* START Given records *
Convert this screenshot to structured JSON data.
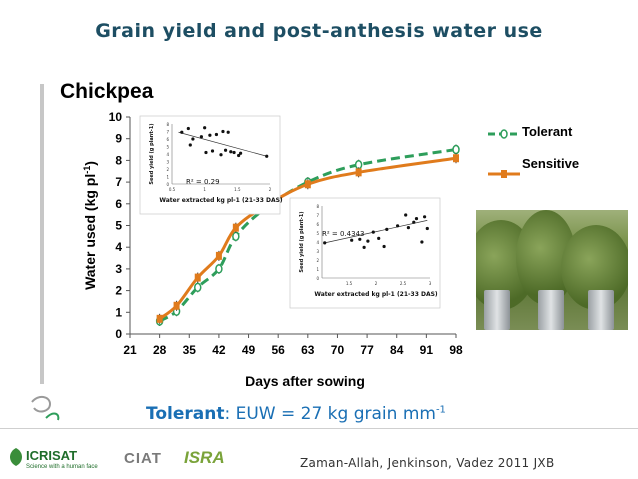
{
  "slide": {
    "title": "Grain yield and post-anthesis water use",
    "section": "Chickpea",
    "efficiency_label": "Tolerant",
    "efficiency_text": ": EUW = 27 kg grain mm",
    "efficiency_exp": "-1",
    "citation": "Zaman-Allah, Jenkinson, Vadez 2011 JXB",
    "logos": [
      "ICRISAT",
      "Science with a human face",
      "CIAT",
      "ISRA"
    ]
  },
  "colors": {
    "title": "#1d4e63",
    "tolerant": "#2e9e5b",
    "sensitive": "#e07b1c",
    "efficiency_text": "#1a6fb4"
  },
  "chart_data": [
    {
      "type": "line",
      "xlabel": "Days after sowing",
      "ylabel": "Water used (kg pl-1)",
      "xlim": [
        21,
        98
      ],
      "ylim": [
        0,
        10
      ],
      "xticks": [
        21,
        28,
        35,
        42,
        49,
        56,
        63,
        70,
        77,
        84,
        91,
        98
      ],
      "yticks": [
        0,
        1,
        2,
        3,
        4,
        5,
        6,
        7,
        8,
        9,
        10
      ],
      "grid": false,
      "legend": "right",
      "series": [
        {
          "name": "Tolerant",
          "style": "dashed",
          "color": "#2e9e5b",
          "x": [
            28,
            32,
            37,
            42,
            46,
            53,
            63,
            75,
            98
          ],
          "y": [
            0.6,
            1.05,
            2.15,
            3.0,
            4.5,
            5.8,
            7.0,
            7.8,
            8.5
          ]
        },
        {
          "name": "Sensitive",
          "style": "solid",
          "color": "#e07b1c",
          "x": [
            28,
            32,
            37,
            42,
            46,
            53,
            63,
            75,
            98
          ],
          "y": [
            0.7,
            1.3,
            2.6,
            3.6,
            4.9,
            5.9,
            6.9,
            7.45,
            8.1
          ]
        }
      ]
    },
    {
      "type": "scatter",
      "xlabel": "Water extracted kg pl-1 (21-33 DAS)",
      "ylabel": "Seed yield (g plant-1)",
      "annotation": "R² = 0.29",
      "xlim": [
        0.5,
        2.0
      ],
      "ylim": [
        0,
        8
      ],
      "xticks": [
        "0.5",
        "1",
        "1.5",
        "2"
      ],
      "yticks": [
        "0",
        "1",
        "2",
        "3",
        "4",
        "5",
        "6",
        "7",
        "8"
      ],
      "trend": {
        "x": [
          0.6,
          1.95
        ],
        "y": [
          6.9,
          3.7
        ]
      },
      "points": [
        [
          0.65,
          6.9
        ],
        [
          0.75,
          7.4
        ],
        [
          0.78,
          5.2
        ],
        [
          0.82,
          6.0
        ],
        [
          0.95,
          6.3
        ],
        [
          1.0,
          7.5
        ],
        [
          1.02,
          4.2
        ],
        [
          1.08,
          6.5
        ],
        [
          1.12,
          4.4
        ],
        [
          1.18,
          6.6
        ],
        [
          1.25,
          3.9
        ],
        [
          1.28,
          7.0
        ],
        [
          1.32,
          4.5
        ],
        [
          1.36,
          6.9
        ],
        [
          1.4,
          4.3
        ],
        [
          1.45,
          4.2
        ],
        [
          1.52,
          3.8
        ],
        [
          1.55,
          4.1
        ],
        [
          1.95,
          3.7
        ]
      ]
    },
    {
      "type": "scatter",
      "xlabel": "Water extracted kg pl-1 (21-33 DAS)",
      "ylabel": "Seed yield (g plant-1)",
      "annotation": "R² = 0.4343",
      "xlim": [
        1.0,
        3.0
      ],
      "ylim": [
        0,
        8
      ],
      "xticks": [
        "1.5",
        "2",
        "2.5",
        "3"
      ],
      "yticks": [
        "0",
        "1",
        "2",
        "3",
        "4",
        "5",
        "6",
        "7",
        "8"
      ],
      "trend": {
        "x": [
          1.05,
          2.95
        ],
        "y": [
          3.9,
          6.4
        ]
      },
      "points": [
        [
          1.05,
          3.9
        ],
        [
          1.55,
          4.2
        ],
        [
          1.7,
          4.3
        ],
        [
          1.78,
          3.4
        ],
        [
          1.85,
          4.1
        ],
        [
          1.95,
          5.1
        ],
        [
          2.05,
          4.4
        ],
        [
          2.15,
          3.5
        ],
        [
          2.2,
          5.4
        ],
        [
          2.4,
          5.8
        ],
        [
          2.55,
          7.0
        ],
        [
          2.6,
          5.6
        ],
        [
          2.7,
          6.2
        ],
        [
          2.75,
          6.6
        ],
        [
          2.85,
          4.0
        ],
        [
          2.9,
          6.8
        ],
        [
          2.95,
          5.5
        ]
      ]
    }
  ]
}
* END Given records *
> _Problem details_
Set down the material exactly, every line of it, except for the pictures.

> _Expected answer_
Convert this screenshot to structured JSON data.
{
  "slide": {
    "title": "Grain yield and post-anthesis water use",
    "section": "Chickpea",
    "efficiency_label": "Tolerant",
    "efficiency_text": ": EUW = 27 kg grain mm",
    "efficiency_exp": "-1",
    "citation": "Zaman-Allah, Jenkinson, Vadez 2011 JXB",
    "logos": [
      "ICRISAT",
      "Science with a human face",
      "CIAT",
      "ISRA"
    ]
  },
  "colors": {
    "title": "#1d4e63",
    "tolerant": "#2e9e5b",
    "sensitive": "#e07b1c",
    "efficiency_text": "#1a6fb4"
  },
  "chart_data": [
    {
      "type": "line",
      "xlabel": "Days after sowing",
      "ylabel": "Water used (kg pl-1)",
      "xlim": [
        21,
        98
      ],
      "ylim": [
        0,
        10
      ],
      "xticks": [
        21,
        28,
        35,
        42,
        49,
        56,
        63,
        70,
        77,
        84,
        91,
        98
      ],
      "yticks": [
        0,
        1,
        2,
        3,
        4,
        5,
        6,
        7,
        8,
        9,
        10
      ],
      "grid": false,
      "legend": "right",
      "series": [
        {
          "name": "Tolerant",
          "style": "dashed",
          "color": "#2e9e5b",
          "x": [
            28,
            32,
            37,
            42,
            46,
            53,
            63,
            75,
            98
          ],
          "y": [
            0.6,
            1.05,
            2.15,
            3.0,
            4.5,
            5.8,
            7.0,
            7.8,
            8.5
          ]
        },
        {
          "name": "Sensitive",
          "style": "solid",
          "color": "#e07b1c",
          "x": [
            28,
            32,
            37,
            42,
            46,
            53,
            63,
            75,
            98
          ],
          "y": [
            0.7,
            1.3,
            2.6,
            3.6,
            4.9,
            5.9,
            6.9,
            7.45,
            8.1
          ]
        }
      ]
    },
    {
      "type": "scatter",
      "xlabel": "Water extracted kg pl-1 (21-33 DAS)",
      "ylabel": "Seed yield (g plant-1)",
      "annotation": "R² = 0.29",
      "xlim": [
        0.5,
        2.0
      ],
      "ylim": [
        0,
        8
      ],
      "xticks": [
        "0.5",
        "1",
        "1.5",
        "2"
      ],
      "yticks": [
        "0",
        "1",
        "2",
        "3",
        "4",
        "5",
        "6",
        "7",
        "8"
      ],
      "trend": {
        "x": [
          0.6,
          1.95
        ],
        "y": [
          6.9,
          3.7
        ]
      },
      "points": [
        [
          0.65,
          6.9
        ],
        [
          0.75,
          7.4
        ],
        [
          0.78,
          5.2
        ],
        [
          0.82,
          6.0
        ],
        [
          0.95,
          6.3
        ],
        [
          1.0,
          7.5
        ],
        [
          1.02,
          4.2
        ],
        [
          1.08,
          6.5
        ],
        [
          1.12,
          4.4
        ],
        [
          1.18,
          6.6
        ],
        [
          1.25,
          3.9
        ],
        [
          1.28,
          7.0
        ],
        [
          1.32,
          4.5
        ],
        [
          1.36,
          6.9
        ],
        [
          1.4,
          4.3
        ],
        [
          1.45,
          4.2
        ],
        [
          1.52,
          3.8
        ],
        [
          1.55,
          4.1
        ],
        [
          1.95,
          3.7
        ]
      ]
    },
    {
      "type": "scatter",
      "xlabel": "Water extracted kg pl-1 (21-33 DAS)",
      "ylabel": "Seed yield (g plant-1)",
      "annotation": "R² = 0.4343",
      "xlim": [
        1.0,
        3.0
      ],
      "ylim": [
        0,
        8
      ],
      "xticks": [
        "1.5",
        "2",
        "2.5",
        "3"
      ],
      "yticks": [
        "0",
        "1",
        "2",
        "3",
        "4",
        "5",
        "6",
        "7",
        "8"
      ],
      "trend": {
        "x": [
          1.05,
          2.95
        ],
        "y": [
          3.9,
          6.4
        ]
      },
      "points": [
        [
          1.05,
          3.9
        ],
        [
          1.55,
          4.2
        ],
        [
          1.7,
          4.3
        ],
        [
          1.78,
          3.4
        ],
        [
          1.85,
          4.1
        ],
        [
          1.95,
          5.1
        ],
        [
          2.05,
          4.4
        ],
        [
          2.15,
          3.5
        ],
        [
          2.2,
          5.4
        ],
        [
          2.4,
          5.8
        ],
        [
          2.55,
          7.0
        ],
        [
          2.6,
          5.6
        ],
        [
          2.7,
          6.2
        ],
        [
          2.75,
          6.6
        ],
        [
          2.85,
          4.0
        ],
        [
          2.9,
          6.8
        ],
        [
          2.95,
          5.5
        ]
      ]
    }
  ]
}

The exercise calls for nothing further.